▶ **Data for processing**:
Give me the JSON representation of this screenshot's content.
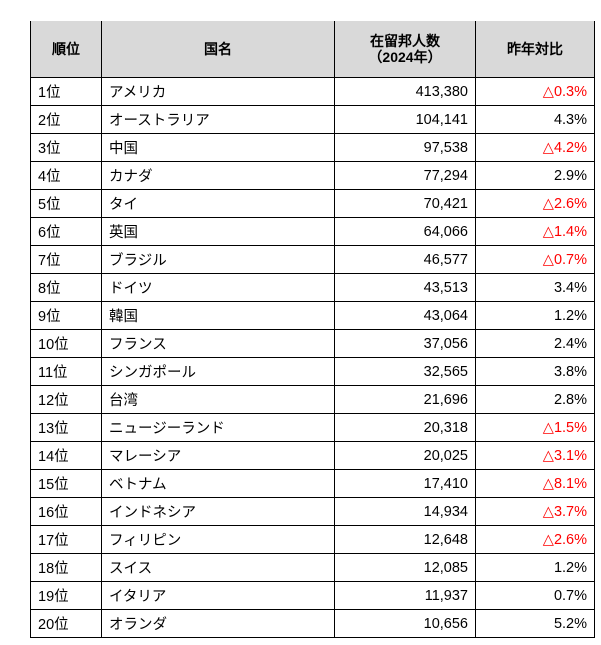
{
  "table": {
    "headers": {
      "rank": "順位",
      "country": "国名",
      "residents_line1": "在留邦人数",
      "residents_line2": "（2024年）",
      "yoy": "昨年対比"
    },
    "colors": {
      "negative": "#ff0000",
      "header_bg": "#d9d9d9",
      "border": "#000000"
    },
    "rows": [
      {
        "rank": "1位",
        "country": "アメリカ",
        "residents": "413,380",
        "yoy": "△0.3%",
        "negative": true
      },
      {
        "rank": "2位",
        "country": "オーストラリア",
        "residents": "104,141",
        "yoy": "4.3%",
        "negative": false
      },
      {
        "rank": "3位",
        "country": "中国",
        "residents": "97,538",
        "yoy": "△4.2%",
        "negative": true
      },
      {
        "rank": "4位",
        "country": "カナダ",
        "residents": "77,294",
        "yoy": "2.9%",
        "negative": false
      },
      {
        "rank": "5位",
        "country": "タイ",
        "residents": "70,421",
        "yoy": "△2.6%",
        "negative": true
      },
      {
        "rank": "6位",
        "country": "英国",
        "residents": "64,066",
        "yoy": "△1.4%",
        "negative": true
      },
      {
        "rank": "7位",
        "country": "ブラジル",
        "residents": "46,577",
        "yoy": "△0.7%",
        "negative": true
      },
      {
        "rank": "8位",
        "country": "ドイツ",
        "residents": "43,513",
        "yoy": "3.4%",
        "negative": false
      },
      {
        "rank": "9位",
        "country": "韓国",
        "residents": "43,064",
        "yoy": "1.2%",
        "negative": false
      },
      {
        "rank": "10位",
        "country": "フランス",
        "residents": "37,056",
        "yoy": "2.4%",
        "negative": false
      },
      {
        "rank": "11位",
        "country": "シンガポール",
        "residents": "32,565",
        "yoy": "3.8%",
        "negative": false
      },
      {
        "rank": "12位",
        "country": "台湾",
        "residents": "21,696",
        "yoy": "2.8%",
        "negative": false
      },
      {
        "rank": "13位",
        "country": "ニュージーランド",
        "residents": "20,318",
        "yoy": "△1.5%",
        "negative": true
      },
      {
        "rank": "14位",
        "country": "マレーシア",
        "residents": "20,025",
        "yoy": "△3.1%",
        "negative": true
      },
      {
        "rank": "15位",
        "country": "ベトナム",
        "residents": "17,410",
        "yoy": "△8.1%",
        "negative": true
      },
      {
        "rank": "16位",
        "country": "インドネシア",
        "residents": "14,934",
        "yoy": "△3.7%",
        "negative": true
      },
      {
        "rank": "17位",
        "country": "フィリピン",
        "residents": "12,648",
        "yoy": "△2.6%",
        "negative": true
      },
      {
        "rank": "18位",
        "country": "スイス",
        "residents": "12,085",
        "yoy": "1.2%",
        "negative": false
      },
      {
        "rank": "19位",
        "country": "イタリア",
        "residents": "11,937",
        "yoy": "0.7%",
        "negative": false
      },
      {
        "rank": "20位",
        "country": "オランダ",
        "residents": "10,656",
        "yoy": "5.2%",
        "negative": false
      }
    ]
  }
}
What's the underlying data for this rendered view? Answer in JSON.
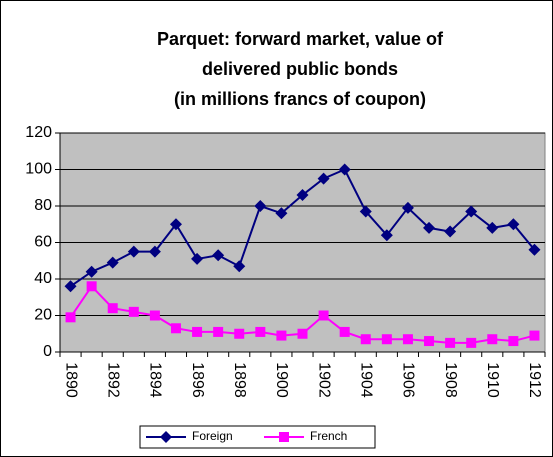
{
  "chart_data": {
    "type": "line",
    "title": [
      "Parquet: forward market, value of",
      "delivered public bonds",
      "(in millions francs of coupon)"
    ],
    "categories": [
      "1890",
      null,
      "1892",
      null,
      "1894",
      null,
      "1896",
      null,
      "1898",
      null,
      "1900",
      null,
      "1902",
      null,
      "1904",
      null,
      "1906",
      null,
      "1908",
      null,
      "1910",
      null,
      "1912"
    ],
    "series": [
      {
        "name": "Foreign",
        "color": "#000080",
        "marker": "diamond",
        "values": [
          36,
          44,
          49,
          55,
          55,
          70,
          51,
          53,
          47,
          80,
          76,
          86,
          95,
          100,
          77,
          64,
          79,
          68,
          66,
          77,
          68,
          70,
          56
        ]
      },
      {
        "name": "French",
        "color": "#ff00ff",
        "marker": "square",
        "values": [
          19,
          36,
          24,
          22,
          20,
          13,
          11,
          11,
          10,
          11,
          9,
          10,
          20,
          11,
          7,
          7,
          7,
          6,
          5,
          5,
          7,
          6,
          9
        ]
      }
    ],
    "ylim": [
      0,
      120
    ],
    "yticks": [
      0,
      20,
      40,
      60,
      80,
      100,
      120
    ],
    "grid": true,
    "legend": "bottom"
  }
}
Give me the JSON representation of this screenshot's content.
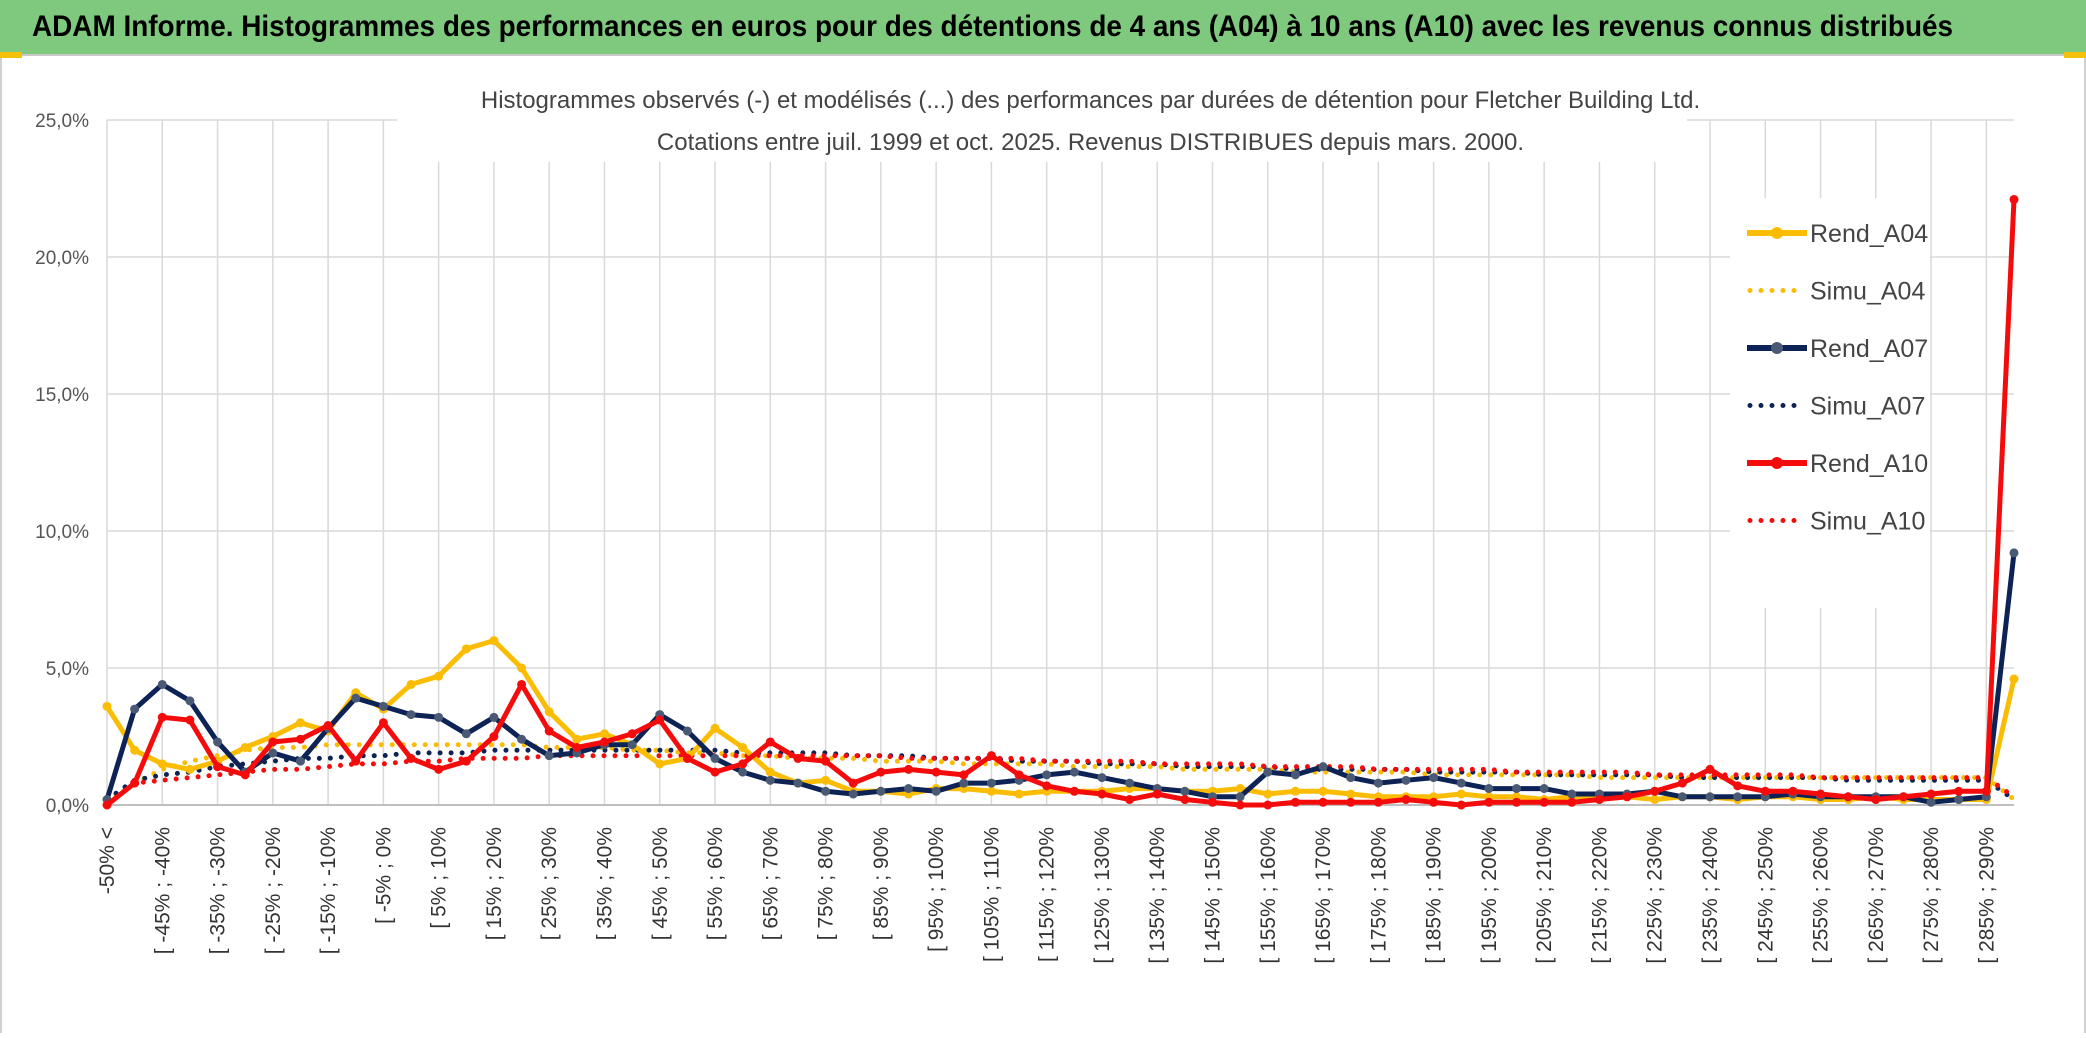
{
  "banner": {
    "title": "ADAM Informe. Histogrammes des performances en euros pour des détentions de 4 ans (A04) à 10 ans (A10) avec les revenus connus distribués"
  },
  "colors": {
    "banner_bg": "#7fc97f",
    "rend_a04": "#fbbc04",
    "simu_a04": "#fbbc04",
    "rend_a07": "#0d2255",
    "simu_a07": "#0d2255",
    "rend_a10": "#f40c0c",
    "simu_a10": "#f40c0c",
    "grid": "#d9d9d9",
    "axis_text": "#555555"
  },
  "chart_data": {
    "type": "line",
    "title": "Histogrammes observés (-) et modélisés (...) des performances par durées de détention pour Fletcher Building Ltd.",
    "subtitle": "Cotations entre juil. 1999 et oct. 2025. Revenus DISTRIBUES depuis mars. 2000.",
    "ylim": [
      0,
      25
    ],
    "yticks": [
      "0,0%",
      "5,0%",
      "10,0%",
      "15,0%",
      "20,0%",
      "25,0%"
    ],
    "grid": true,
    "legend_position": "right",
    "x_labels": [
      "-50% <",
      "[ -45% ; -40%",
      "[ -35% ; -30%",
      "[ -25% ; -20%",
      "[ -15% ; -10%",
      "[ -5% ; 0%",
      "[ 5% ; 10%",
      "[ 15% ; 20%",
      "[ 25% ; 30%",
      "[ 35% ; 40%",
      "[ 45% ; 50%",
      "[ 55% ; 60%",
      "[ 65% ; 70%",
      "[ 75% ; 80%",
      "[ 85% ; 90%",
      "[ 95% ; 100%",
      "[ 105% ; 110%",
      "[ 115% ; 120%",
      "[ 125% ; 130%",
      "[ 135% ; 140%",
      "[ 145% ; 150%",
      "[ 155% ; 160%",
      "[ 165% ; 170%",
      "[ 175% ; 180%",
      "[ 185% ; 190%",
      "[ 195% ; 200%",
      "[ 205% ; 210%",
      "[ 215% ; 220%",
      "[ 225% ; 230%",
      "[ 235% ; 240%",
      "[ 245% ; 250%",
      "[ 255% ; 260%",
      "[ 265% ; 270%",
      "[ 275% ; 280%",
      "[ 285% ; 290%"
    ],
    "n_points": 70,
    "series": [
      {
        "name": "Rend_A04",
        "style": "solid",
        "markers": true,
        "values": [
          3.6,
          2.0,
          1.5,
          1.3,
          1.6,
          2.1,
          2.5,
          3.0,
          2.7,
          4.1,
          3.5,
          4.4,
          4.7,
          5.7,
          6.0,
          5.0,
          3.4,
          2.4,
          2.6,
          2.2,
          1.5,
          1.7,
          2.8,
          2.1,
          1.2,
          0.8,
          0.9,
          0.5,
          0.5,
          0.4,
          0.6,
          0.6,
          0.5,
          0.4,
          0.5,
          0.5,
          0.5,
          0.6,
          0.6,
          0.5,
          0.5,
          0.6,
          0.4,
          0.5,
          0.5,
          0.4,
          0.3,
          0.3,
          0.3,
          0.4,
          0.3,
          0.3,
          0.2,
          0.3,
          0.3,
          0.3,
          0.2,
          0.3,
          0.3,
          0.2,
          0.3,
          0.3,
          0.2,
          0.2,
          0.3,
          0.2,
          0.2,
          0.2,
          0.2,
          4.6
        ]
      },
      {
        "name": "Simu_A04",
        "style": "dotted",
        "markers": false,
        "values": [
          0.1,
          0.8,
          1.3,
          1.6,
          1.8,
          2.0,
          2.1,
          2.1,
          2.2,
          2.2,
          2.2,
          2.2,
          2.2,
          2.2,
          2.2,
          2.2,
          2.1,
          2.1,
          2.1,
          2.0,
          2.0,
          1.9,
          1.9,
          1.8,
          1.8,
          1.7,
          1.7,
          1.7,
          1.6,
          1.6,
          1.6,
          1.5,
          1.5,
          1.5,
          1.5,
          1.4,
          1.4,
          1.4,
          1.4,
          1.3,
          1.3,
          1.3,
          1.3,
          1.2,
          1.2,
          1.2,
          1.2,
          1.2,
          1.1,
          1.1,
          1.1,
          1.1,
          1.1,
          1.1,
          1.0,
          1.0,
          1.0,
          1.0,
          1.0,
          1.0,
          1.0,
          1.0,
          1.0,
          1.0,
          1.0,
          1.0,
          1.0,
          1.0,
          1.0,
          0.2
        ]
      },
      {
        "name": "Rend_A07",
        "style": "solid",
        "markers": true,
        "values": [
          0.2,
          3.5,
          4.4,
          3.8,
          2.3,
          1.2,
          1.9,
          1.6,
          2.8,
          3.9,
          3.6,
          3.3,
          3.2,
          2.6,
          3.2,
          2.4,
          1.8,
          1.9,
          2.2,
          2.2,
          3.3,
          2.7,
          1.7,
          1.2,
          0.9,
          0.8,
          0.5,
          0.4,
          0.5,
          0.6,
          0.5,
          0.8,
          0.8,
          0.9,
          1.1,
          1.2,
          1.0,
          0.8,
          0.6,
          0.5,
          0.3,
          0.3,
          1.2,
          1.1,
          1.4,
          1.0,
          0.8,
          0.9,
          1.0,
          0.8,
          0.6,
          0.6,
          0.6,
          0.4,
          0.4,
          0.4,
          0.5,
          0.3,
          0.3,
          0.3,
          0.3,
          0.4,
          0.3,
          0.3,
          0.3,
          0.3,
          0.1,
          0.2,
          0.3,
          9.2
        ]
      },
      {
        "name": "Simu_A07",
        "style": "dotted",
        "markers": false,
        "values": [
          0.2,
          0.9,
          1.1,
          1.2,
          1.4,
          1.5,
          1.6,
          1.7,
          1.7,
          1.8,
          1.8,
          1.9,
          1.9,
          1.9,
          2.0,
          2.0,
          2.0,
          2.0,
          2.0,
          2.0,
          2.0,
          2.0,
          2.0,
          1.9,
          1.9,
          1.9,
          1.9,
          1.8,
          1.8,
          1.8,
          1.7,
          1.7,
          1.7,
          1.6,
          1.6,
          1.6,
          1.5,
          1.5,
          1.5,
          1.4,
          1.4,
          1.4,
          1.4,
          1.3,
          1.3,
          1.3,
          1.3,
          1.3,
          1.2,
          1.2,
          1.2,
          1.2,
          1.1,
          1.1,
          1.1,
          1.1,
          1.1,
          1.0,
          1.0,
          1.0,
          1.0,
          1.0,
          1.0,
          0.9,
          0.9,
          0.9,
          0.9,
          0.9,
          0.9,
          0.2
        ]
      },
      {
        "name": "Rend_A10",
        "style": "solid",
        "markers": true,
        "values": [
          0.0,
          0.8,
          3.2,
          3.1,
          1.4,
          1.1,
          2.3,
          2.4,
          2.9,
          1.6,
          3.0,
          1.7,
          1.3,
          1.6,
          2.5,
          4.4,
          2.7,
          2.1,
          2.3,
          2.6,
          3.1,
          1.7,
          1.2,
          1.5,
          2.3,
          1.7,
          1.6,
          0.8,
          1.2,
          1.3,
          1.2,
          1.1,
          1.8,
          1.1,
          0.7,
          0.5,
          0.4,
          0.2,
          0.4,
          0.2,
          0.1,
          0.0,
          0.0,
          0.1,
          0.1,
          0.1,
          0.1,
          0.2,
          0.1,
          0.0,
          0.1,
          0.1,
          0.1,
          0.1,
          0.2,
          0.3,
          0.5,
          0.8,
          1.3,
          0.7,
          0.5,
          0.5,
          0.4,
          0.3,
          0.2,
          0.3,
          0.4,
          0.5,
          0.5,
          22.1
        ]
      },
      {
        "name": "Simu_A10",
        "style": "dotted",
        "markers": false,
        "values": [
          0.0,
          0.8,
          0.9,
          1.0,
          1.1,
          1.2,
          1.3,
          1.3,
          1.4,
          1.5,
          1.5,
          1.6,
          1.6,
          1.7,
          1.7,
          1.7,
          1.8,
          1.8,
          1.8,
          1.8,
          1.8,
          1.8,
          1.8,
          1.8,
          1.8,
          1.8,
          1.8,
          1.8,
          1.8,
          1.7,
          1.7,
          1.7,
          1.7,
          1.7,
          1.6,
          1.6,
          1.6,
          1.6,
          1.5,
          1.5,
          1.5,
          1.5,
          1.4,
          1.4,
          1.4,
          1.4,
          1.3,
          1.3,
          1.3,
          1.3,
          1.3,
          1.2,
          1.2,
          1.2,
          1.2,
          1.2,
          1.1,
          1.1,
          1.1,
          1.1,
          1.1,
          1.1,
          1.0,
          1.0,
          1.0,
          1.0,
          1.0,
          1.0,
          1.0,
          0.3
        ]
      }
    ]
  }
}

▶ **To do**: Read the entries and show each line that mentions "pour".

▶ **Solution for this problem**:
    "title": "ADAM Informe. Histogrammes des performances en euros pour des détentions de 4 ans (A04) à 10 ans (A10) avec les revenus connus distribués"
    "title": "Histogrammes observés (-) et modélisés (...) des performances par durées de détention pour Fletcher Building Ltd.",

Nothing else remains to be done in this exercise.